• _DIRECTIONS_
Below are the records; pull every line that includes "параметра".

====== RECORDS FOR PROCESSING

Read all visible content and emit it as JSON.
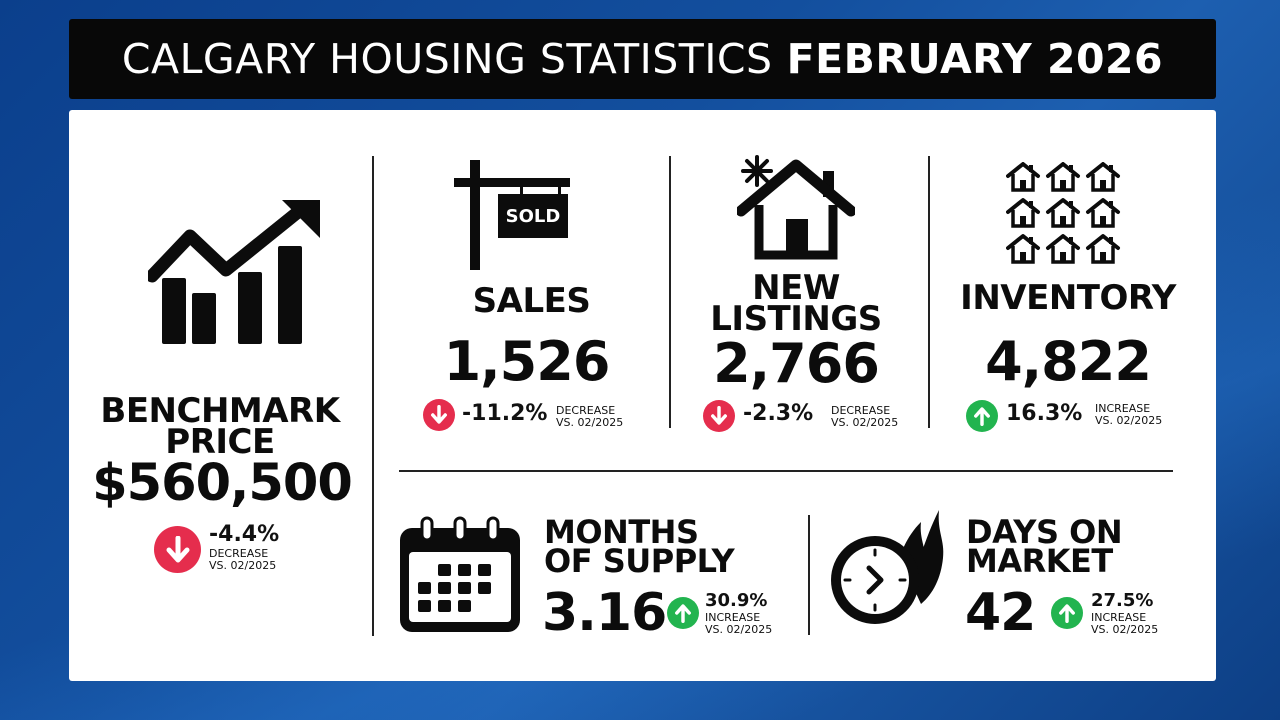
{
  "header": {
    "title_light": "CALGARY HOUSING STATISTICS",
    "title_bold": "FEBRUARY 2026"
  },
  "benchmark": {
    "label_line1": "BENCHMARK",
    "label_line2": "PRICE",
    "value": "$560,500",
    "change": "-4.4%",
    "direction": "DECREASE",
    "comparison": "VS. 02/2025",
    "icon": "rising-bar-chart-icon"
  },
  "sales": {
    "label": "SALES",
    "value": "1,526",
    "change": "-11.2%",
    "direction": "DECREASE",
    "comparison": "VS. 02/2025",
    "icon": "sold-sign-icon",
    "sign_text": "SOLD"
  },
  "new_listings": {
    "label_line1": "NEW",
    "label_line2": "LISTINGS",
    "value": "2,766",
    "change": "-2.3%",
    "direction": "DECREASE",
    "comparison": "VS. 02/2025",
    "icon": "new-house-icon"
  },
  "inventory": {
    "label": "INVENTORY",
    "value": "4,822",
    "change": "16.3%",
    "direction": "INCREASE",
    "comparison": "VS. 02/2025",
    "icon": "houses-grid-icon"
  },
  "months_supply": {
    "label_line1": "MONTHS",
    "label_line2": "OF SUPPLY",
    "value": "3.16",
    "change": "30.9%",
    "direction": "INCREASE",
    "comparison": "VS. 02/2025",
    "icon": "calendar-icon"
  },
  "days_on_market": {
    "label_line1": "DAYS ON",
    "label_line2": "MARKET",
    "value": "42",
    "change": "27.5%",
    "direction": "INCREASE",
    "comparison": "VS. 02/2025",
    "icon": "fast-clock-icon"
  },
  "colors": {
    "decrease": "#e52d4d",
    "increase": "#22b44f",
    "background": "#0b3f8c",
    "header": "#080808"
  }
}
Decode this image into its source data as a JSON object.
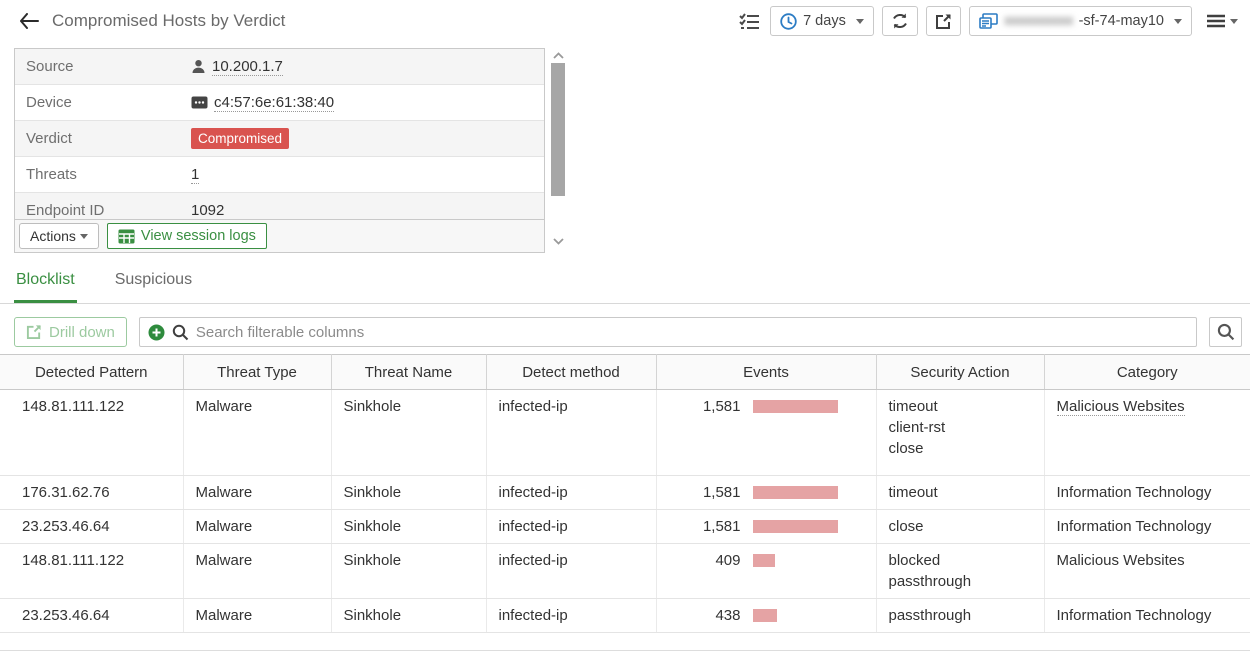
{
  "colors": {
    "accent_green": "#3a8f42",
    "muted_green": "#9ccaa0",
    "badge_red": "#d9534f",
    "events_bar_pink": "#e5a3a4",
    "icon_blue": "#2c7cc4"
  },
  "header": {
    "title": "Compromised Hosts by Verdict",
    "toolbar": {
      "time_range": "7 days",
      "device_name_redacted": "xxxxxxxxxxx",
      "device_name_suffix": "-sf-74-may10"
    }
  },
  "details": {
    "rows": [
      {
        "label": "Source",
        "value": "10.200.1.7",
        "icon": "user-icon",
        "underline": true
      },
      {
        "label": "Device",
        "value": "c4:57:6e:61:38:40",
        "icon": "endpoint-icon",
        "underline": true
      },
      {
        "label": "Verdict",
        "value": "Compromised",
        "badge": true
      },
      {
        "label": "Threats",
        "value": "1",
        "underline": true
      },
      {
        "label": "Endpoint ID",
        "value": "1092"
      }
    ],
    "actions_button": "Actions",
    "view_session_logs_button": "View session logs"
  },
  "tabs": [
    {
      "label": "Blocklist",
      "active": true
    },
    {
      "label": "Suspicious",
      "active": false
    }
  ],
  "filter_bar": {
    "drill_down_button": "Drill down",
    "search_placeholder": "Search filterable columns"
  },
  "table": {
    "columns": [
      "Detected Pattern",
      "Threat Type",
      "Threat Name",
      "Detect method",
      "Events",
      "Security Action",
      "Category"
    ],
    "events_max": 1581,
    "rows": [
      {
        "detected_pattern": "148.81.111.122",
        "threat_type": "Malware",
        "threat_name": "Sinkhole",
        "detect_method": "infected-ip",
        "events_display": "1,581",
        "events_value": 1581,
        "security_actions": [
          "timeout",
          "client-rst",
          "close"
        ],
        "category": "Malicious Websites",
        "category_underlined": true
      },
      {
        "detected_pattern": "176.31.62.76",
        "threat_type": "Malware",
        "threat_name": "Sinkhole",
        "detect_method": "infected-ip",
        "events_display": "1,581",
        "events_value": 1581,
        "security_actions": [
          "timeout"
        ],
        "category": "Information Technology",
        "category_underlined": false
      },
      {
        "detected_pattern": "23.253.46.64",
        "threat_type": "Malware",
        "threat_name": "Sinkhole",
        "detect_method": "infected-ip",
        "events_display": "1,581",
        "events_value": 1581,
        "security_actions": [
          "close"
        ],
        "category": "Information Technology",
        "category_underlined": false
      },
      {
        "detected_pattern": "148.81.111.122",
        "threat_type": "Malware",
        "threat_name": "Sinkhole",
        "detect_method": "infected-ip",
        "events_display": "409",
        "events_value": 409,
        "security_actions": [
          "blocked",
          "passthrough"
        ],
        "category": "Malicious Websites",
        "category_underlined": false
      },
      {
        "detected_pattern": "23.253.46.64",
        "threat_type": "Malware",
        "threat_name": "Sinkhole",
        "detect_method": "infected-ip",
        "events_display": "438",
        "events_value": 438,
        "security_actions": [
          "passthrough"
        ],
        "category": "Information Technology",
        "category_underlined": false
      }
    ]
  },
  "footer": {
    "total_count": "5"
  }
}
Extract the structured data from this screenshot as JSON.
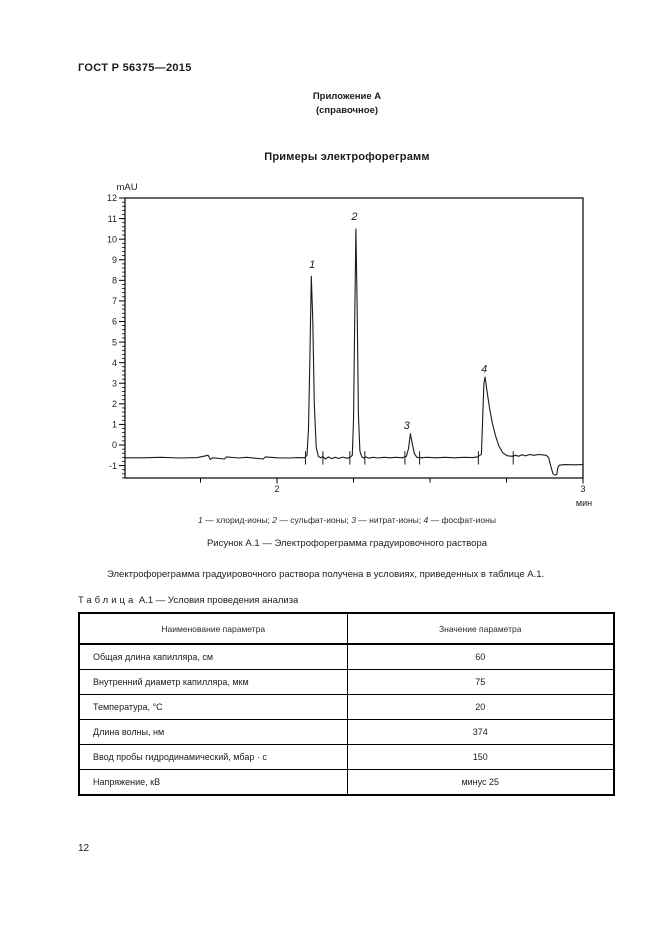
{
  "page": {
    "header": "ГОСТ Р 56375—2015",
    "annex_title": "Приложение А",
    "annex_subtitle": "(справочное)",
    "section_title": "Примеры электрофореграмм",
    "page_number": "12"
  },
  "figure": {
    "caption": "Рисунок А.1 — Электрофореграмма градуировочного раствора"
  },
  "intro_paragraph": "Электрофореграмма градуировочного раствора получена в условиях, приведенных в таблице А.1.",
  "table": {
    "title_word": "Таблица",
    "title_rest": "А.1 — Условия проведения анализа",
    "headers": [
      "Наименование параметра",
      "Значение параметра"
    ],
    "rows": [
      [
        "Общая длина капилляра, см",
        "60"
      ],
      [
        "Внутренний диаметр капилляра, мкм",
        "75"
      ],
      [
        "Температура, °С",
        "20"
      ],
      [
        "Длина волны, нм",
        "374"
      ],
      [
        "Ввод пробы гидродинамический, мбар · с",
        "150"
      ],
      [
        "Напряжение, кВ",
        "минус 25"
      ]
    ]
  },
  "chart_data": {
    "type": "line",
    "title": "",
    "xlabel": "мин",
    "ylabel": "mAU",
    "xlim": [
      1.503,
      3.0
    ],
    "ylim": [
      -1.6,
      12
    ],
    "x_major_ticks": [
      2,
      3
    ],
    "x_minor_ticks": [
      1.75,
      2.25,
      2.5,
      2.75
    ],
    "y_major_tick_step": 1,
    "y_minor_tick_step": 0.2,
    "grid": "off",
    "baseline_mAU": -0.62,
    "peaks": [
      {
        "num": "1",
        "ion": "хлорид-ионы",
        "time_min": 2.11,
        "apex_mAU": 8.2,
        "label_at": [
          2.115,
          8.6
        ]
      },
      {
        "num": "2",
        "ion": "сульфат-ионы",
        "time_min": 2.26,
        "apex_mAU": 10.5,
        "label_at": [
          2.253,
          10.93
        ]
      },
      {
        "num": "3",
        "ion": "нитрат-ионы",
        "time_min": 2.44,
        "apex_mAU": 0.55,
        "label_at": [
          2.424,
          0.78
        ]
      },
      {
        "num": "4",
        "ion": "фосфат-ионы",
        "time_min": 2.68,
        "apex_mAU": 3.3,
        "label_at": [
          2.677,
          3.52
        ]
      }
    ],
    "integration_marks": [
      2.093,
      2.15,
      2.238,
      2.287,
      2.418,
      2.466,
      2.658,
      2.772
    ],
    "trace": [
      [
        1.503,
        -0.62
      ],
      [
        1.56,
        -0.62
      ],
      [
        1.62,
        -0.6
      ],
      [
        1.68,
        -0.63
      ],
      [
        1.74,
        -0.61
      ],
      [
        1.775,
        -0.5
      ],
      [
        1.782,
        -0.7
      ],
      [
        1.79,
        -0.62
      ],
      [
        1.828,
        -0.68
      ],
      [
        1.835,
        -0.58
      ],
      [
        1.875,
        -0.63
      ],
      [
        1.9,
        -0.6
      ],
      [
        1.955,
        -0.68
      ],
      [
        1.962,
        -0.58
      ],
      [
        2.0,
        -0.62
      ],
      [
        2.04,
        -0.63
      ],
      [
        2.07,
        -0.61
      ],
      [
        2.09,
        -0.62
      ],
      [
        2.098,
        -0.5
      ],
      [
        2.103,
        0.8
      ],
      [
        2.108,
        4.5
      ],
      [
        2.112,
        8.2
      ],
      [
        2.117,
        6.0
      ],
      [
        2.122,
        2.0
      ],
      [
        2.128,
        -0.1
      ],
      [
        2.135,
        -0.55
      ],
      [
        2.142,
        -0.62
      ],
      [
        2.15,
        -0.56
      ],
      [
        2.158,
        -0.68
      ],
      [
        2.168,
        -0.58
      ],
      [
        2.178,
        -0.66
      ],
      [
        2.19,
        -0.6
      ],
      [
        2.202,
        -0.65
      ],
      [
        2.215,
        -0.59
      ],
      [
        2.228,
        -0.64
      ],
      [
        2.238,
        -0.61
      ],
      [
        2.246,
        -0.5
      ],
      [
        2.25,
        1.2
      ],
      [
        2.254,
        6.0
      ],
      [
        2.258,
        10.5
      ],
      [
        2.262,
        6.5
      ],
      [
        2.266,
        1.5
      ],
      [
        2.271,
        -0.3
      ],
      [
        2.277,
        -0.58
      ],
      [
        2.283,
        -0.63
      ],
      [
        2.29,
        -0.58
      ],
      [
        2.3,
        -0.64
      ],
      [
        2.315,
        -0.6
      ],
      [
        2.33,
        -0.63
      ],
      [
        2.35,
        -0.6
      ],
      [
        2.37,
        -0.62
      ],
      [
        2.39,
        -0.6
      ],
      [
        2.41,
        -0.62
      ],
      [
        2.423,
        -0.55
      ],
      [
        2.43,
        -0.15
      ],
      [
        2.436,
        0.55
      ],
      [
        2.442,
        0.05
      ],
      [
        2.449,
        -0.42
      ],
      [
        2.457,
        -0.6
      ],
      [
        2.47,
        -0.62
      ],
      [
        2.49,
        -0.6
      ],
      [
        2.52,
        -0.62
      ],
      [
        2.55,
        -0.6
      ],
      [
        2.58,
        -0.62
      ],
      [
        2.61,
        -0.6
      ],
      [
        2.64,
        -0.61
      ],
      [
        2.655,
        -0.58
      ],
      [
        2.668,
        -0.45
      ],
      [
        2.672,
        1.2
      ],
      [
        2.676,
        3.0
      ],
      [
        2.68,
        3.3
      ],
      [
        2.687,
        2.55
      ],
      [
        2.695,
        1.75
      ],
      [
        2.704,
        1.05
      ],
      [
        2.714,
        0.45
      ],
      [
        2.725,
        -0.05
      ],
      [
        2.738,
        -0.38
      ],
      [
        2.752,
        -0.52
      ],
      [
        2.768,
        -0.55
      ],
      [
        2.78,
        -0.5
      ],
      [
        2.79,
        -0.55
      ],
      [
        2.8,
        -0.47
      ],
      [
        2.812,
        -0.53
      ],
      [
        2.825,
        -0.46
      ],
      [
        2.84,
        -0.5
      ],
      [
        2.855,
        -0.46
      ],
      [
        2.87,
        -0.48
      ],
      [
        2.88,
        -0.5
      ],
      [
        2.888,
        -0.62
      ],
      [
        2.895,
        -1.05
      ],
      [
        2.902,
        -1.4
      ],
      [
        2.908,
        -1.46
      ],
      [
        2.914,
        -1.44
      ],
      [
        2.918,
        -1.1
      ],
      [
        2.922,
        -0.98
      ],
      [
        2.94,
        -0.95
      ],
      [
        2.97,
        -0.96
      ],
      [
        3.0,
        -0.95
      ]
    ],
    "colors": {
      "line": "#1a1a1a",
      "axis": "#000000",
      "text": "#1c1c1c"
    }
  }
}
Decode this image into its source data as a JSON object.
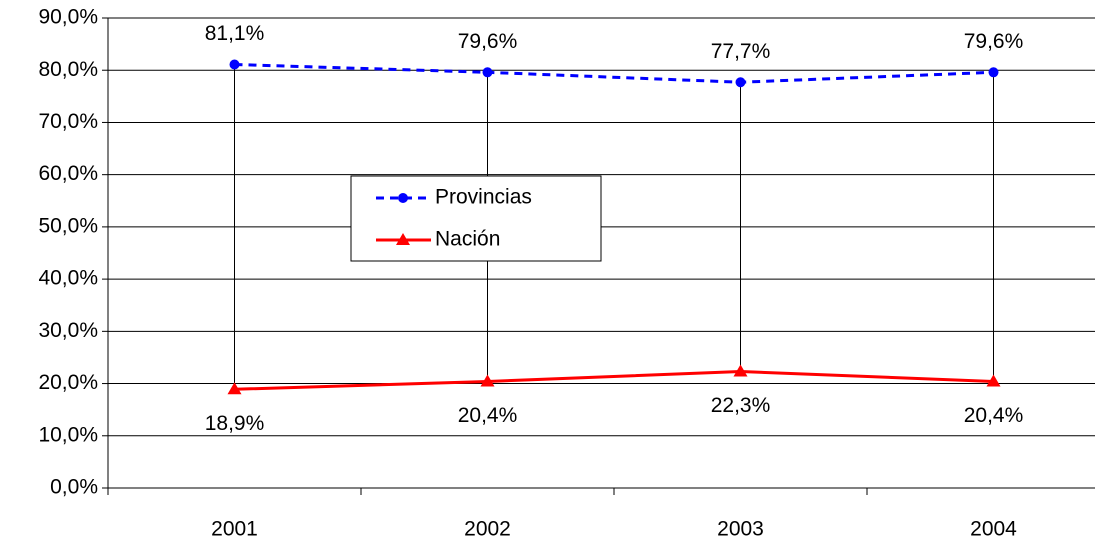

============

• _COMPLETE OUTPUT_
      "Наименование параметра",
      "Значение параметра"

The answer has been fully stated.